III. Interimsregierung
A) Zusammensetzung
1) Es soll eine Interimsregierung geben, die sich aus einem Vorsitzenden, fünf
stellvertretenden Vorsitzenden und 23 weiteren Mitgliedern zusammensetzt. (. . .)
B) Verfahren
(. . .)
2) Die Interimsregierung soll danach streben, ihre Entscheidungen einvernehmlich
zu treffen.
Wenn eine Abstimmung notwendig wird, sollen Entscheidungen von einer Mehrheit
der anwesenden und an der Abstimmung teilnehmenden Mitglieder getroffen
werden. (. . .), unter der Voraussetzung, dass mindestens 21 Mitglieder anwesend
sind.
Bei Stimmengleichheit soll der Vorsitzende die entscheidende Stimme abgeben.
C) Aufgaben
(. . .)
4) Mit der offiziellen Übertragung der Macht soll die Interimsregierung die volle
Zuständigkeit für den Druck und die Ausgabe der nationalen Währung und für
Sonderziehungsrechte von internationalen Finanzinstitutionen haben.
Die Interimsregierung soll mit Unterstützung der Vereinten Nationen eine
Zentralbank von Afghanistan einrichten, die die Geldversorgung des Landes mit
transparenten und nachvollziehbaren Verfahren regelt. (. . .)
6) Die Interimsregierung soll mit Unterstützung der Vereinten Nationen eine
unabhängige Menschenrechtskommission einrichten, deren Verantwortung die
Beobachtung der Menschenrechtslage, die Untersuchung von
Menschenrechtsverletzungen und die Entwicklung von inneren
Menschenrechtsinstitutionen einschließt.
7) Die Mitglieder der Interimsregierung sollen an einen Verhaltenskodex gebunden
sein, der gemäß internationalen Standards erarbeitet wird.
8) Verstößt ein Mitglied der Interimsregierung gegen Bestimmungen des
Verhaltenskodexes, soll dies zur Aussetzung der Mitgliedschaft in dieser
Körperschaft führen.

◆ Bereitgestellte Datensätze:
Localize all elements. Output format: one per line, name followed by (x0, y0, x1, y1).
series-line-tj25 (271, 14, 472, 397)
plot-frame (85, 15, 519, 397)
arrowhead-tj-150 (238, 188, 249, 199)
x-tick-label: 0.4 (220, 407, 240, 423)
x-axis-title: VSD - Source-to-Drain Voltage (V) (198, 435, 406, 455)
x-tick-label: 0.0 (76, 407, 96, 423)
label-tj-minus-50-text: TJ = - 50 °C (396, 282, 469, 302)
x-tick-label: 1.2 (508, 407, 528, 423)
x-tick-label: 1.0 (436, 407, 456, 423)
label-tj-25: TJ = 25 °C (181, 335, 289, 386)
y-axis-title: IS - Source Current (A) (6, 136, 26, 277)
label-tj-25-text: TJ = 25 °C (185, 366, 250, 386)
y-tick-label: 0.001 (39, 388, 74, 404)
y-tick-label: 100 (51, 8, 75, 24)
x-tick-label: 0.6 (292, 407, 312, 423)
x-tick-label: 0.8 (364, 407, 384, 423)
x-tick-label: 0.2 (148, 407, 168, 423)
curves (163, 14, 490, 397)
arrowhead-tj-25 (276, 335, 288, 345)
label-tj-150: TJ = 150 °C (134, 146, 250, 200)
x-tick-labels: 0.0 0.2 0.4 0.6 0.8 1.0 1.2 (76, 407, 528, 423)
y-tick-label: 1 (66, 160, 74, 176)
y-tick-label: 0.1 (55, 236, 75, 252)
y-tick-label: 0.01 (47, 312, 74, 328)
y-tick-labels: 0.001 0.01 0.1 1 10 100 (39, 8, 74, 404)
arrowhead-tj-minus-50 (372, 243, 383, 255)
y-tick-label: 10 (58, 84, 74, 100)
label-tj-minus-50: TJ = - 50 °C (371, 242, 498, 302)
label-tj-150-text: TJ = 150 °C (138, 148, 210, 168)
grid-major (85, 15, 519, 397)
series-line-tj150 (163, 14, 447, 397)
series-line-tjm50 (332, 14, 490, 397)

◆ Arbeitsauftrag 1: Gib aus dem Auszug über die Interimsregierung den Abschnitt wortgetreu wieder, der bei „6) Die Interimsregierung“ beginnt und bei „Menschenrechtsinstitutionen einschließt.“ endet.
◆ Arbeitsauftrag 2: Schreib sämtliche Zeilen aller Datensätze unverändert ab.

◆ Antwort 1:
6) Die Interimsregierung soll mit Unterstützung der Vereinten Nationen eine
unabhängige Menschenrechtskommission einrichten, deren Verantwortung die
Beobachtung der Menschenrechtslage, die Untersuchung von
Menschenrechtsverletzungen und die Entwicklung von inneren
Menschenrechtsinstitutionen einschließt.

◆ Antwort 2:
Localize all elements. Output format: one per line, name followed by (x0, y0, x1, y1).
series-line-tj25 (271, 14, 472, 397)
plot-frame (85, 15, 519, 397)
arrowhead-tj-150 (238, 188, 249, 199)
x-tick-label: 0.4 (220, 407, 240, 423)
x-axis-title: VSD - Source-to-Drain Voltage (V) (198, 435, 406, 455)
x-tick-label: 0.0 (76, 407, 96, 423)
label-tj-minus-50-text: TJ = - 50 °C (396, 282, 469, 302)
x-tick-label: 1.2 (508, 407, 528, 423)
x-tick-label: 1.0 (436, 407, 456, 423)
label-tj-25: TJ = 25 °C (181, 335, 289, 386)
y-axis-title: IS - Source Current (A) (6, 136, 26, 277)
label-tj-25-text: TJ = 25 °C (185, 366, 250, 386)
y-tick-label: 0.001 (39, 388, 74, 404)
y-tick-label: 100 (51, 8, 75, 24)
x-tick-label: 0.6 (292, 407, 312, 423)
x-tick-label: 0.8 (364, 407, 384, 423)
x-tick-label: 0.2 (148, 407, 168, 423)
curves (163, 14, 490, 397)
arrowhead-tj-25 (276, 335, 288, 345)
label-tj-150: TJ = 150 °C (134, 146, 250, 200)
x-tick-labels: 0.0 0.2 0.4 0.6 0.8 1.0 1.2 (76, 407, 528, 423)
y-tick-label: 1 (66, 160, 74, 176)
y-tick-label: 0.1 (55, 236, 75, 252)
y-tick-label: 0.01 (47, 312, 74, 328)
y-tick-labels: 0.001 0.01 0.1 1 10 100 (39, 8, 74, 404)
arrowhead-tj-minus-50 (372, 243, 383, 255)
y-tick-label: 10 (58, 84, 74, 100)
label-tj-minus-50: TJ = - 50 °C (371, 242, 498, 302)
label-tj-150-text: TJ = 150 °C (138, 148, 210, 168)
grid-major (85, 15, 519, 397)
series-line-tj150 (163, 14, 447, 397)
series-line-tjm50 (332, 14, 490, 397)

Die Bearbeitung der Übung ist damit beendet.